__Enunciado A__:
Responda estas preguntas sobre el texto acerca de la oligarquía bolivariana:
(i) ¿De quiénes aprendió la oligarquía bolivariana el arte del atraco?
(ii) ¿En qué fecha se realizó el golpe fallido que se menciona?
(iii) ¿Qué dos dirigentes políticos se nombran como integrantes actuales de la oligarquía bolivariana?
__Enunciado B__:
Redacte la continuación del texto sobre la oligarquía bolivariana a partir de su última oración.

__Texto mostrado__:
· · ·

La oligarquía bolivariana alternó con los adecos y los copeyanos y de ellos aprendió el sublime arte del atraco, Los códigos y las leyes tienen todos una moral muy elástica. Cuando el atraco lo perpetra un ciudadano particular, las leyes definen ese acto como delito que pone en marcha los mecanismos defensivos existentes para castigar el crimen y prevenir la imputación del delincuente. Pero si el atraco se comete contra el patrimonio del Estado por un funcionario calificado para manejar una institución del mismo Estado, se convierte en un acto administrativo que merece elogios en los círculos políticos.
La oligarquía bolivariana estuvo muchos años a la vera del gobierno haciendo méritos para recibir alguna dádiva de Carlos Andrés Pérez, pero los adecos, en el cenit de su influencia como capos mayores del gansterismo electoral, no necesitaban la ayuda de estos mendigos de la política. Una buena mañana, los militares que para constituirse en camarilla saqueadora necesitan insurgir, promovieron y realizaron el golpe fallido del 4 de febrero.
Fue el golpe más torpe por su concepción disparatado y su ejecución mediocre. Recuerdo lo que nos contaba José Francisco Jiménez, muerto en hora inícua hace dos o tres años, de sus experiencias la noche del 3 para el 4 de febrero: la incapacidad de aquellos militares para montar un tanque de guerra en una gandola de piso bajo, la incapacidad demostrada luego en Miraflores y por último, su rendición sin disparar un tiro. Los hampones no presumen de héroes ni le cobran a la República ventajas que producen pero casi todos mueren peleando en la tórridas madrugadas de Caracas. El relato de José Francisco Jiménez habría servido para reprobar a los militares del 4 de febrero si su actuación de aquella noche fuera sometida a examen.
La oligarquía bolivariana está hoy constituida por dirigentes políticos como Aristóbulo Istúriz y José Vicente Rangel dueños de saneadas fortunas hechas bajo la sombra más benévola que pueda existir en nuestro país. Aquella que protege los pasos de los gobernantes inescrupulosos. Aquí cae primero preso el cardenal arzobispo de Caracas que algún amigo del presidente de la República, así cometa delitos de lesa Humanidad.

· · ·

__Datos proporcionados__:
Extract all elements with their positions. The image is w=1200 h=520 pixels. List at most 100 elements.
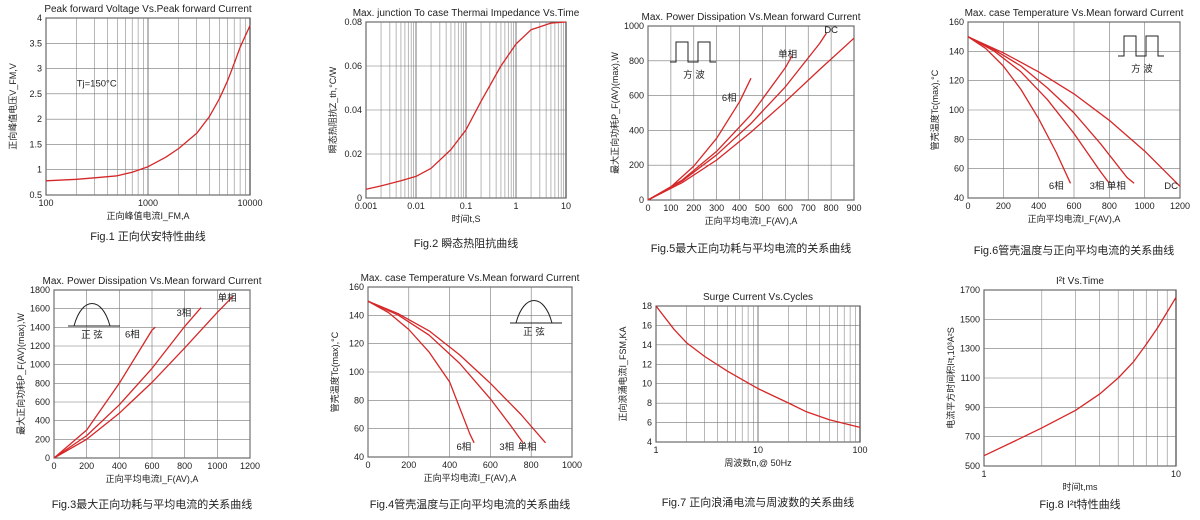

· · ·

__Respuesta A__:
(i) De los adecos y los copeyanos.
(ii) El 4 de febrero.
(iii) Aristóbulo Istúriz y José Vicente Rangel.

__Respuesta B__:
La oligarquía bolivariana ha hecho ya la acumulación primitiva del capital que ocurre cuando una camarilla llega al poder e inicia el saqueo de las arcas del Estado. Le toca ahora hacer lo que ya hicieron en su tiempo los gomecistas, los adecos, los copeyanos y los perezjimenistas, invertir los recursos hurtados para que la plusvalía se transforme en capital. Eso no lo harán los miembros de la oligarquía bolivariana sino en el momento en que los recursos depositados por ellos en las cuentas numeradas de la banca suiza pasen la etapa que llaman de la incubación. La acumulación primitiva del capital robado al fisco cesa en general cuando pueden pasar los fondos –quienes sean sus dueños– de un paraíso fiscal a cualquier Estado. Por desgracia para sus integrantes, los miembros de la oligarquía bolivariana están en general, lejos de llegar a ese momento en que el capital robado se vuelve honorable.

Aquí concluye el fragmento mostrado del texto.